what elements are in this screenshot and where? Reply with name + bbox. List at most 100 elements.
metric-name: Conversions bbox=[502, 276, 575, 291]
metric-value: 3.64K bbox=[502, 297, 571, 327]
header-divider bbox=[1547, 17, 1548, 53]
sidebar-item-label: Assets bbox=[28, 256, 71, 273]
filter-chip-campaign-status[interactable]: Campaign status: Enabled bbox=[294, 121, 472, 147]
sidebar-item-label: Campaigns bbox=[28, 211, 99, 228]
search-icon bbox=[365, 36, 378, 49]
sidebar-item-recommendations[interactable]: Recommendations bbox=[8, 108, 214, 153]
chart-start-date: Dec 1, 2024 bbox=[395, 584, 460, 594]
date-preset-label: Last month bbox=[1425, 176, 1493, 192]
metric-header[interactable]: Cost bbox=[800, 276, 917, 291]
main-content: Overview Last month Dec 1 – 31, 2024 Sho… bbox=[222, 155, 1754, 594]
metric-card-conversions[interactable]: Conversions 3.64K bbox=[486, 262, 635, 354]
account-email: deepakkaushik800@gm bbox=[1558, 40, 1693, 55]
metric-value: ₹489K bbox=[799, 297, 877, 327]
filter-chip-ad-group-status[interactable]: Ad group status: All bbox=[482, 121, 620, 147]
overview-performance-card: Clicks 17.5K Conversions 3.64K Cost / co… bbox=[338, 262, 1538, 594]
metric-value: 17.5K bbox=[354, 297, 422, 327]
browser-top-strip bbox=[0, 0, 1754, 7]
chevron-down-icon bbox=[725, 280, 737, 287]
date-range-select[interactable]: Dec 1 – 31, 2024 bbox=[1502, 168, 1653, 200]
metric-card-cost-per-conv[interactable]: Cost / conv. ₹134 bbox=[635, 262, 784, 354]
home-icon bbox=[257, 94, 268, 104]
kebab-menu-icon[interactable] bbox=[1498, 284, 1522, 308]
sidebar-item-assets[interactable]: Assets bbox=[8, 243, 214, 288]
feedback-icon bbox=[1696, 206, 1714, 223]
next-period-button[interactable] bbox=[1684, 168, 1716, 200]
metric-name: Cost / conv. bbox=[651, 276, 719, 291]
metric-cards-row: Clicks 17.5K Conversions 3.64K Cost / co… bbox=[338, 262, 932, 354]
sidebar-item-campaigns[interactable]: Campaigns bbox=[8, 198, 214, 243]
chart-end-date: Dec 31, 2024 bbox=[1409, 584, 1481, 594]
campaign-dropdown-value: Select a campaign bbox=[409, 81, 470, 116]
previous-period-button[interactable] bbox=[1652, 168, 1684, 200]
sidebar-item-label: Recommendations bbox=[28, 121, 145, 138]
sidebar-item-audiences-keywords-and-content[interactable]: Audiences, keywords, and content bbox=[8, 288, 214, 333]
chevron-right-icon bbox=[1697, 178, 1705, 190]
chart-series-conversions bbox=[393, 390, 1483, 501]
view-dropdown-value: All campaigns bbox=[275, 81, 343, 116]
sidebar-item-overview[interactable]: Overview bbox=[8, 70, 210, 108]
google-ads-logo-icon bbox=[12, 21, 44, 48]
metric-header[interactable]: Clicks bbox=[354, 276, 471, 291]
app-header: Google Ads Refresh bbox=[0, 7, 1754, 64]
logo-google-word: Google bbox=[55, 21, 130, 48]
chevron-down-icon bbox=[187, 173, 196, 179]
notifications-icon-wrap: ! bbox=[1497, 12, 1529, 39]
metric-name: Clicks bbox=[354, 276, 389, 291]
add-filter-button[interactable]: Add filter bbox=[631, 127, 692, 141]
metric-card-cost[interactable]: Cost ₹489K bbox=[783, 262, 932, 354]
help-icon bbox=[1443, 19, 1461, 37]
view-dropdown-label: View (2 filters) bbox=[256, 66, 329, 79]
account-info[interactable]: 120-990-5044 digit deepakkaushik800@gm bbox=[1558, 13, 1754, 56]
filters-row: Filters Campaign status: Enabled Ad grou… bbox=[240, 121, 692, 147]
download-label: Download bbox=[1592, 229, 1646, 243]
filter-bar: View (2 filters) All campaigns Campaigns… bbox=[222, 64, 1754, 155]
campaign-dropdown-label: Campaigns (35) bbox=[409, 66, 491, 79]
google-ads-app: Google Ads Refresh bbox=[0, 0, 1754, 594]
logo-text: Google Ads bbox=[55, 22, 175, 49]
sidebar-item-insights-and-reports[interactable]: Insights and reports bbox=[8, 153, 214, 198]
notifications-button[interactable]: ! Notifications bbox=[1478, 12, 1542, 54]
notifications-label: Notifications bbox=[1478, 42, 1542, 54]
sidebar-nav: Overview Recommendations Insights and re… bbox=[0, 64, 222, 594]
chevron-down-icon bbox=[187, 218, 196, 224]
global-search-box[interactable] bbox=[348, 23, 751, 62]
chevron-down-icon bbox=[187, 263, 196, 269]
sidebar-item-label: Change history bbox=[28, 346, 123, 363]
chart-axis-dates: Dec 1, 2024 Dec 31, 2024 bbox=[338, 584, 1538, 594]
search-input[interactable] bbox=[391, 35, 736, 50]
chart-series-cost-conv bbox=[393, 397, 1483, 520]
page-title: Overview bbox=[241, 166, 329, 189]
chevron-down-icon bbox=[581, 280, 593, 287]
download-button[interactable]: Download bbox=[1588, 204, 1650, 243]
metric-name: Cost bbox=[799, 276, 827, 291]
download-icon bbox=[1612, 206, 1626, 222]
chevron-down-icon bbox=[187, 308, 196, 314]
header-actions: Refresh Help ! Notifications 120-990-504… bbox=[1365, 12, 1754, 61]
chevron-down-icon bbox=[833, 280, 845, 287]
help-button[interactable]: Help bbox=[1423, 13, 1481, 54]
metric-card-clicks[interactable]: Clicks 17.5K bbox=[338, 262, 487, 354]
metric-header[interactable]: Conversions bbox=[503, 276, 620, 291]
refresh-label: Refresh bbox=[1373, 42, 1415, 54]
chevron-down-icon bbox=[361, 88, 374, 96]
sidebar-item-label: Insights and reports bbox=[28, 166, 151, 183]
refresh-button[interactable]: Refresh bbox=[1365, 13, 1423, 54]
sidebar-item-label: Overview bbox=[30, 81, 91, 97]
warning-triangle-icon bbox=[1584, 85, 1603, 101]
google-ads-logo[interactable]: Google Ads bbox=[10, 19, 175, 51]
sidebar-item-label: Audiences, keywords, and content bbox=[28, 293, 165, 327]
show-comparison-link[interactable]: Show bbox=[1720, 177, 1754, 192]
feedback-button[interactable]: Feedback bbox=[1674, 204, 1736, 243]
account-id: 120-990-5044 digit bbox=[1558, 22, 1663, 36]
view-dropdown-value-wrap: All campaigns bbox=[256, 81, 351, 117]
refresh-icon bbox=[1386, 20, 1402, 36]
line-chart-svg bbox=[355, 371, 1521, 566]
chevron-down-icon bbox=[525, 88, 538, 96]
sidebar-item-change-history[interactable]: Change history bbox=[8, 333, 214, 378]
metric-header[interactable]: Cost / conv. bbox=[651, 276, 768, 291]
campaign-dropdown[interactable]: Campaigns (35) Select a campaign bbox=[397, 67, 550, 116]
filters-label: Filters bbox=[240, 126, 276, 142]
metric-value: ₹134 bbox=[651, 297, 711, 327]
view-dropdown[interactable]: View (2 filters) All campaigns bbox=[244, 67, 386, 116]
···
▶ **EXERCISE PROMPT**
Could you copy the data verbatim, starting at its first line and ending at the line that contains "main-content: Overview Last", with both of those lines included?

▶ **FINISHED EXERCISE**
what elements are in this screenshot and where? Reply with name + bbox. List at most 100 elements.
metric-name: Conversions bbox=[502, 276, 575, 291]
metric-value: 3.64K bbox=[502, 297, 571, 327]
header-divider bbox=[1547, 17, 1548, 53]
sidebar-item-label: Assets bbox=[28, 256, 71, 273]
filter-chip-campaign-status[interactable]: Campaign status: Enabled bbox=[294, 121, 472, 147]
sidebar-item-label: Campaigns bbox=[28, 211, 99, 228]
search-icon bbox=[365, 36, 378, 49]
sidebar-item-recommendations[interactable]: Recommendations bbox=[8, 108, 214, 153]
chart-start-date: Dec 1, 2024 bbox=[395, 584, 460, 594]
date-preset-label: Last month bbox=[1425, 176, 1493, 192]
metric-header[interactable]: Cost bbox=[800, 276, 917, 291]
main-content: Overview Last month Dec 1 – 31, 2024 Sho… bbox=[222, 155, 1754, 594]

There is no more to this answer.